→ **Provided information**:

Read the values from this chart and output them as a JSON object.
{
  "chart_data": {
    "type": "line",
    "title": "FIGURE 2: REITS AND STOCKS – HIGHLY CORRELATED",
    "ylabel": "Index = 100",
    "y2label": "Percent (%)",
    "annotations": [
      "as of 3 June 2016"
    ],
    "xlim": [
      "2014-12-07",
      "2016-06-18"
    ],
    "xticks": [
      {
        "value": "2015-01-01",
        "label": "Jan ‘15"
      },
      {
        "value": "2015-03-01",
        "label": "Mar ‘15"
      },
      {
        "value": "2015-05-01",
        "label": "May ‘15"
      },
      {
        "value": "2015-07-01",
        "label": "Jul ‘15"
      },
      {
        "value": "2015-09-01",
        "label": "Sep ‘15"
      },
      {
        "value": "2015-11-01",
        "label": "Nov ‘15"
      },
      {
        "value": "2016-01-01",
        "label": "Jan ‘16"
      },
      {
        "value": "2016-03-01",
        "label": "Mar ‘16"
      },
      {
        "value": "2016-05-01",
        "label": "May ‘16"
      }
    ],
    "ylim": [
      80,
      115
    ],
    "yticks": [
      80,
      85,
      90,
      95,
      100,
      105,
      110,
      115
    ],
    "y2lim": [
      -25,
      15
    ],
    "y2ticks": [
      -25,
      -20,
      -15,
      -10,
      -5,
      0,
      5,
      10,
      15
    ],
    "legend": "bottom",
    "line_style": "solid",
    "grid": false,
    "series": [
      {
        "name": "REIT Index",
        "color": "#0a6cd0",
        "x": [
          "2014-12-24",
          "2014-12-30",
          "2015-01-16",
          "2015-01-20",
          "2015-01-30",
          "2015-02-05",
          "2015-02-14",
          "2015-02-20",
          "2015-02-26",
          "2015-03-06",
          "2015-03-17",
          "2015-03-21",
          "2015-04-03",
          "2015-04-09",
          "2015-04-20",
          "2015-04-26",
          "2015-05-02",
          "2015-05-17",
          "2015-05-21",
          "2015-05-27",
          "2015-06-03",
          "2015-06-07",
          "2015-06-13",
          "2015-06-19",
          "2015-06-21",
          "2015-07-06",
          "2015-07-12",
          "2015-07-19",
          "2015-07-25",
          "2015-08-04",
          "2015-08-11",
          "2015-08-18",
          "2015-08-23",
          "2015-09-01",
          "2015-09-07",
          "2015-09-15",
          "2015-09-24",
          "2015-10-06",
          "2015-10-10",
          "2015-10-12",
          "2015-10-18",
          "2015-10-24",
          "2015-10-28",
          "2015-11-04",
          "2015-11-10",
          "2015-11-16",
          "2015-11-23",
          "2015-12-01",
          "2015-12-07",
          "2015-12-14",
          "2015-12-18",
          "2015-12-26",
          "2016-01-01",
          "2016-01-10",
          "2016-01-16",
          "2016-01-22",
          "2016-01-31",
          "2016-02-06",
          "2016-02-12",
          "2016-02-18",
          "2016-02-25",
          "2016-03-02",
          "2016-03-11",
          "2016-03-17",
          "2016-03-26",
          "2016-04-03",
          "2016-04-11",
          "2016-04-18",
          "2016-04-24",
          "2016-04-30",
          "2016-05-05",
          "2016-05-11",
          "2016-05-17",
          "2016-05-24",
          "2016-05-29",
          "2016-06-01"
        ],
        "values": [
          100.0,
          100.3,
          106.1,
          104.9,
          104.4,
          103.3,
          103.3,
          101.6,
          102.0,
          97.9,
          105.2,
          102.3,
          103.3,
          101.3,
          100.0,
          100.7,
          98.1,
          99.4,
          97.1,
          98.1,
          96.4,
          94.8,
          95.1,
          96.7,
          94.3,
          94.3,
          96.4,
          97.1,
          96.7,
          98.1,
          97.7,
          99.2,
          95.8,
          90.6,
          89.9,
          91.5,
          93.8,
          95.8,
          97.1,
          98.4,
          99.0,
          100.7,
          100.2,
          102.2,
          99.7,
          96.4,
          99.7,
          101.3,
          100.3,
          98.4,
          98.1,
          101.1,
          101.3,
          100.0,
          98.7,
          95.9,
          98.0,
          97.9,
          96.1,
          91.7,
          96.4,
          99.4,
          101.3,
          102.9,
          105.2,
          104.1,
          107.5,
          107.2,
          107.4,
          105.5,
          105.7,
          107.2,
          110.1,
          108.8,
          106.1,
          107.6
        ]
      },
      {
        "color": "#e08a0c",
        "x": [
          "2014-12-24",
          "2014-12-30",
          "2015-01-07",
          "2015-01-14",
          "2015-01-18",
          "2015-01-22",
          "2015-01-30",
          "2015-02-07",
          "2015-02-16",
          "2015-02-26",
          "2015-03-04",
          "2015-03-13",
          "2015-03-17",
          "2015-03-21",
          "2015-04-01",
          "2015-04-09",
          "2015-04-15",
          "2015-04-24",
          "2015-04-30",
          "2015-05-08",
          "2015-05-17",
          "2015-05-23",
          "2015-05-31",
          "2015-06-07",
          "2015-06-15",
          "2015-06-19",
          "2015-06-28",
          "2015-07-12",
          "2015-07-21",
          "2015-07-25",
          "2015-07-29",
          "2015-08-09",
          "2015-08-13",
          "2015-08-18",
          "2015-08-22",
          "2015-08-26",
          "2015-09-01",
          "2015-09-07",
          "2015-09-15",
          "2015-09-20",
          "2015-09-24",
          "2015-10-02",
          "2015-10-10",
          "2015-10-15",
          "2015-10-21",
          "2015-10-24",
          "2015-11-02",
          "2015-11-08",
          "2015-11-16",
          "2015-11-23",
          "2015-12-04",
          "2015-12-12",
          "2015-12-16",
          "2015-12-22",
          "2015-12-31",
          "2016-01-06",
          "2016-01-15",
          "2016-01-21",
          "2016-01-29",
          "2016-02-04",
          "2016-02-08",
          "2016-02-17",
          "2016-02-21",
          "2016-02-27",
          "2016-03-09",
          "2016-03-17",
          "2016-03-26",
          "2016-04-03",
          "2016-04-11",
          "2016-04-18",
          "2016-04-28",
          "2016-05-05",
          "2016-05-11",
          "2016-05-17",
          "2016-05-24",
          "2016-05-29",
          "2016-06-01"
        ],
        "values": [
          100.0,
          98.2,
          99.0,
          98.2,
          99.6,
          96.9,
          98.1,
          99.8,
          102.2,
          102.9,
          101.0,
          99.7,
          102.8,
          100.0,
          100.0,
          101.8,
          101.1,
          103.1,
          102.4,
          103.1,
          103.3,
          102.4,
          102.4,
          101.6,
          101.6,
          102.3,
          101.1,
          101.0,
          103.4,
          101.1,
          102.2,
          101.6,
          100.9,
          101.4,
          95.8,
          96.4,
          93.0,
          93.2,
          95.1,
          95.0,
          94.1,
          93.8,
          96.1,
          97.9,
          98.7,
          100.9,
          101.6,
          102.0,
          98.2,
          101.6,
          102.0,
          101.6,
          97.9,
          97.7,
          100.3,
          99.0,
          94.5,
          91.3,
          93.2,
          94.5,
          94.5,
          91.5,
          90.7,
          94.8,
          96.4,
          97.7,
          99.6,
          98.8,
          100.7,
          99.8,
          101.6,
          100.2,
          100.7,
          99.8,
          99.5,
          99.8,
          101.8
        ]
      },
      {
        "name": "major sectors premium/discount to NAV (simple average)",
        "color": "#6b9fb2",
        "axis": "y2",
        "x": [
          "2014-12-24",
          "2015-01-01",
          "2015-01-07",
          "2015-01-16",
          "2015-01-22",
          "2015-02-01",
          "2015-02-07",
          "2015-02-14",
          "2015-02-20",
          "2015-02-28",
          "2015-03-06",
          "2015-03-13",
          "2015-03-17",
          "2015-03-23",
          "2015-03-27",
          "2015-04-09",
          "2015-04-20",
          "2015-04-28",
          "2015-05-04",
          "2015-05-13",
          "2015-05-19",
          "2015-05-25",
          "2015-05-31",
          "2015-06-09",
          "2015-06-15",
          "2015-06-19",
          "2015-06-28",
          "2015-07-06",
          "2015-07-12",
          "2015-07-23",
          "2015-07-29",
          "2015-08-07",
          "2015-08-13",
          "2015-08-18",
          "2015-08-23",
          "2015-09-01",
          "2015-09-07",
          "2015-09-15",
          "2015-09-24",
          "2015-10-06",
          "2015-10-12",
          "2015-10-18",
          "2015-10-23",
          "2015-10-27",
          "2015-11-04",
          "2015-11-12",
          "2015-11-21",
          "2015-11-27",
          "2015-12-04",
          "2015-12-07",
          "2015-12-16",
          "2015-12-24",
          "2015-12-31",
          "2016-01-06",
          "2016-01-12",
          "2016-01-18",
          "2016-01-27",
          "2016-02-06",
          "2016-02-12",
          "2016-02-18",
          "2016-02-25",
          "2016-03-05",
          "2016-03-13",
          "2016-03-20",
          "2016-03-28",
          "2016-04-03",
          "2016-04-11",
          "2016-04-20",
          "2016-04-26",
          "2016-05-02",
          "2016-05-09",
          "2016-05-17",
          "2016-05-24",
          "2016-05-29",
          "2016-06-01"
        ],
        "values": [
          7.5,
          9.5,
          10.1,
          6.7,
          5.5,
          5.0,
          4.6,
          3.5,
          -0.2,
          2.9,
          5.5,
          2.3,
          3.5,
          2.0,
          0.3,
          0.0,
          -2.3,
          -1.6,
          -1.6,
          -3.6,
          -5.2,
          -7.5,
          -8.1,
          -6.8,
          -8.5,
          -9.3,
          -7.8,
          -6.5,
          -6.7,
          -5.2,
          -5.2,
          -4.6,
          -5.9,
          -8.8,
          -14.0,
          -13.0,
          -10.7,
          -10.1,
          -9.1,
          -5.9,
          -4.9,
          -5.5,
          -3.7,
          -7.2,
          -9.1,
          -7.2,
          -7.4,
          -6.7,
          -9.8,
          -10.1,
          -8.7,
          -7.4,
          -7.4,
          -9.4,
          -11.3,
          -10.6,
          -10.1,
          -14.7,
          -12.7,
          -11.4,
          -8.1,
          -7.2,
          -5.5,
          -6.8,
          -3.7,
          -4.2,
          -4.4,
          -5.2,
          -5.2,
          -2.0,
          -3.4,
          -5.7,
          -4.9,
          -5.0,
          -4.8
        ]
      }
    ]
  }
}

→ **Your instructions**: Every line in the data above that contains "name" needs to be copied.

→ **Expected answer**:
        "name": "REIT Index",
        "name": "major sectors premium/discount to NAV (simple average)",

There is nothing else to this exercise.